━━━━━ DATA FOR THIS EXERCISE ━━━━━

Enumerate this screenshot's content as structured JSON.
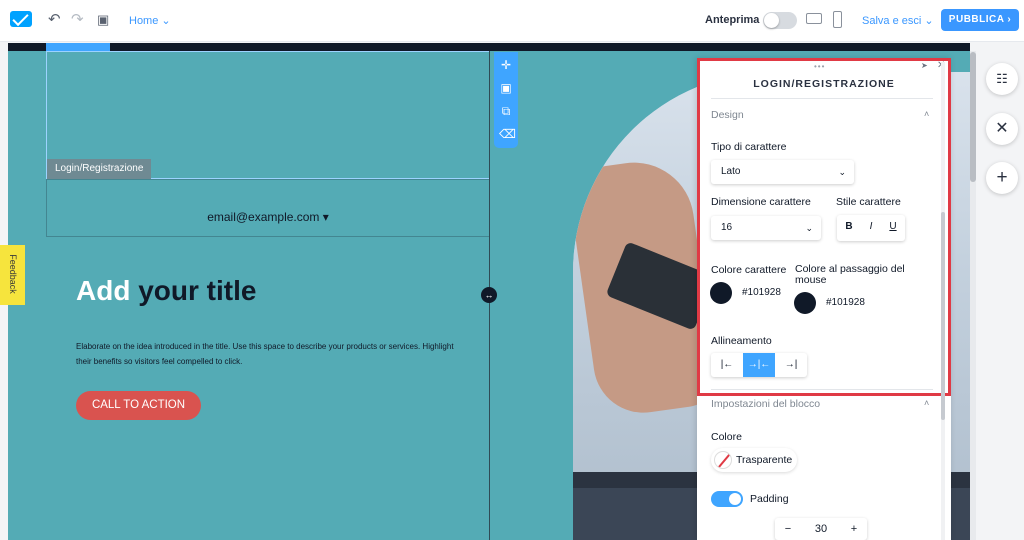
{
  "topbar": {
    "page_label": "Home",
    "preview_label": "Anteprima",
    "save_exit_label": "Salva e esci",
    "publish_label": "PUBBLICA"
  },
  "canvas": {
    "block_tag": "Login/Registrazione",
    "email_text": "email@example.com",
    "title_first": "Add",
    "title_rest": "your title",
    "body": "Elaborate on the idea introduced in the title. Use this space to describe your products or services. Highlight their benefits so visitors feel compelled to click.",
    "cta_label": "CALL TO ACTION"
  },
  "panel": {
    "title": "LOGIN/REGISTRAZIONE",
    "design_section": "Design",
    "font_type_label": "Tipo di carattere",
    "font_type_value": "Lato",
    "font_size_label": "Dimensione carattere",
    "font_size_value": "16",
    "font_style_label": "Stile carattere",
    "bold": "B",
    "italic": "I",
    "underline": "U",
    "font_color_label": "Colore carattere",
    "font_color_value": "#101928",
    "hover_color_label": "Colore al passaggio del mouse",
    "hover_color_value": "#101928",
    "align_label": "Allineamento",
    "block_section": "Impostazioni del blocco",
    "color_label": "Colore",
    "color_value": "Trasparente",
    "padding_label": "Padding",
    "padding_value": "30"
  },
  "feedback_label": "Feedback",
  "colors": {
    "accent": "#3fa5ff",
    "teal": "#54abb5",
    "cta": "#d9534f",
    "highlight": "#e03a45",
    "text_dark": "#101928"
  }
}
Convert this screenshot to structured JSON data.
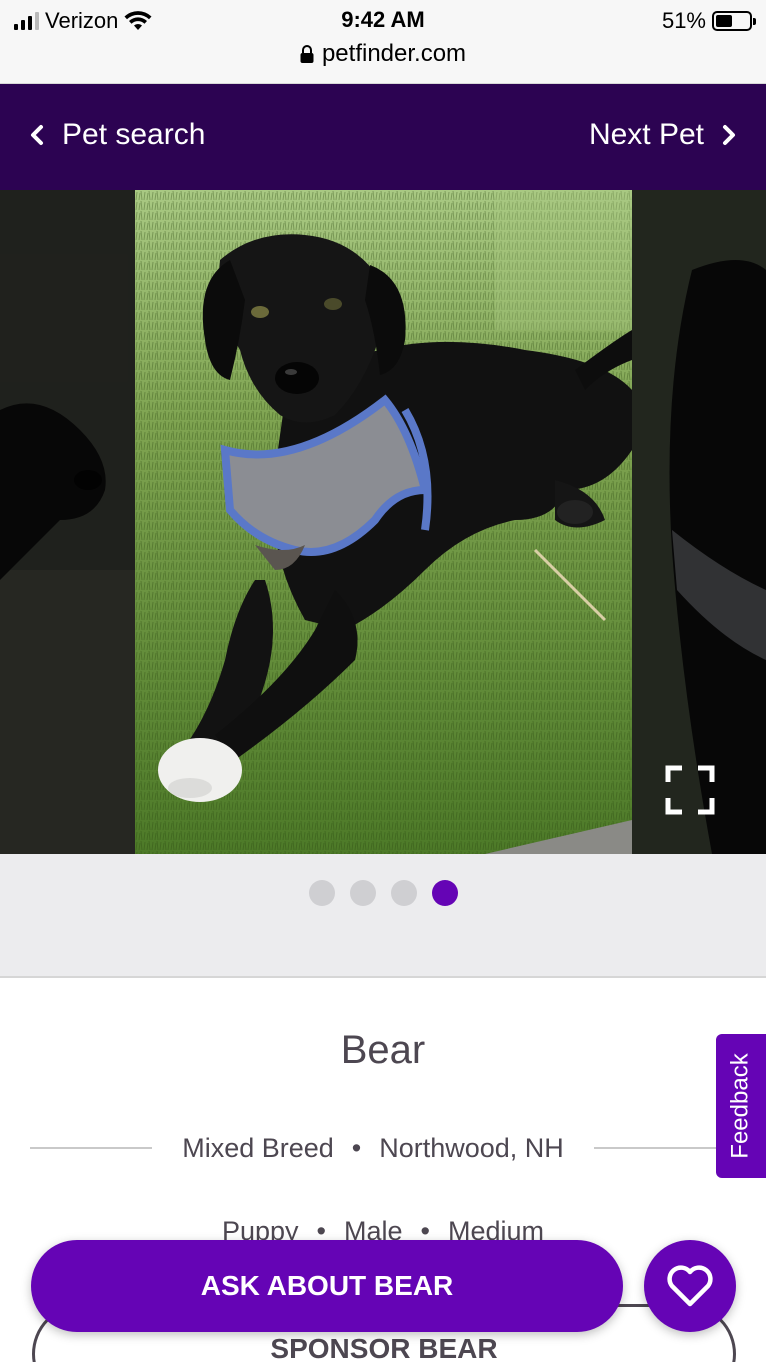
{
  "status_bar": {
    "carrier": "Verizon",
    "time": "9:42 AM",
    "battery": "51%",
    "battery_level": 0.51,
    "url": "petfinder.com"
  },
  "nav": {
    "back_label": "Pet search",
    "next_label": "Next Pet",
    "background": "#2c0352"
  },
  "gallery": {
    "photo_count": 4,
    "active_index": 3,
    "main_photo_icon": "photo-black-puppy-on-grass",
    "expand_icon": "expand-icon"
  },
  "pet": {
    "name": "Bear",
    "breed": "Mixed Breed",
    "location": "Northwood, NH",
    "age": "Puppy",
    "gender": "Male",
    "size": "Medium",
    "separator": "•"
  },
  "feedback_label": "Feedback",
  "actions": {
    "ask_label": "ASK ABOUT BEAR",
    "sponsor_label": "SPONSOR BEAR",
    "favorite_icon": "heart-icon"
  },
  "colors": {
    "brand_purple": "#6504b5",
    "header_purple": "#2c0352"
  }
}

━━━━━

**WHAT YOU HAVE TO DO**
Go through the listing above and write it all out exactly, leaving out any picture.

**SOLUTION TO THE EXERCISE**
Enumerate this screenshot's content as structured JSON.
{
  "topbar": {
    "page_label": "Home",
    "preview_label": "Anteprima",
    "save_exit_label": "Salva e esci",
    "publish_label": "PUBBLICA"
  },
  "canvas": {
    "block_tag": "Login/Registrazione",
    "email_text": "email@example.com",
    "title_first": "Add",
    "title_rest": "your title",
    "body": "Elaborate on the idea introduced in the title. Use this space to describe your products or services. Highlight their benefits so visitors feel compelled to click.",
    "cta_label": "CALL TO ACTION"
  },
  "panel": {
    "title": "LOGIN/REGISTRAZIONE",
    "design_section": "Design",
    "font_type_label": "Tipo di carattere",
    "font_type_value": "Lato",
    "font_size_label": "Dimensione carattere",
    "font_size_value": "16",
    "font_style_label": "Stile carattere",
    "bold": "B",
    "italic": "I",
    "underline": "U",
    "font_color_label": "Colore carattere",
    "font_color_value": "#101928",
    "hover_color_label": "Colore al passaggio del mouse",
    "hover_color_value": "#101928",
    "align_label": "Allineamento",
    "block_section": "Impostazioni del blocco",
    "color_label": "Colore",
    "color_value": "Trasparente",
    "padding_label": "Padding",
    "padding_value": "30"
  },
  "feedback_label": "Feedback",
  "colors": {
    "accent": "#3fa5ff",
    "teal": "#54abb5",
    "cta": "#d9534f",
    "highlight": "#e03a45",
    "text_dark": "#101928"
  }
}
Convert this screenshot to structured JSON data.
{
  "status_bar": {
    "carrier": "Verizon",
    "time": "9:42 AM",
    "battery": "51%",
    "battery_level": 0.51,
    "url": "petfinder.com"
  },
  "nav": {
    "back_label": "Pet search",
    "next_label": "Next Pet",
    "background": "#2c0352"
  },
  "gallery": {
    "photo_count": 4,
    "active_index": 3,
    "main_photo_icon": "photo-black-puppy-on-grass",
    "expand_icon": "expand-icon"
  },
  "pet": {
    "name": "Bear",
    "breed": "Mixed Breed",
    "location": "Northwood, NH",
    "age": "Puppy",
    "gender": "Male",
    "size": "Medium",
    "separator": "•"
  },
  "feedback_label": "Feedback",
  "actions": {
    "ask_label": "ASK ABOUT BEAR",
    "sponsor_label": "SPONSOR BEAR",
    "favorite_icon": "heart-icon"
  },
  "colors": {
    "brand_purple": "#6504b5",
    "header_purple": "#2c0352"
  }
}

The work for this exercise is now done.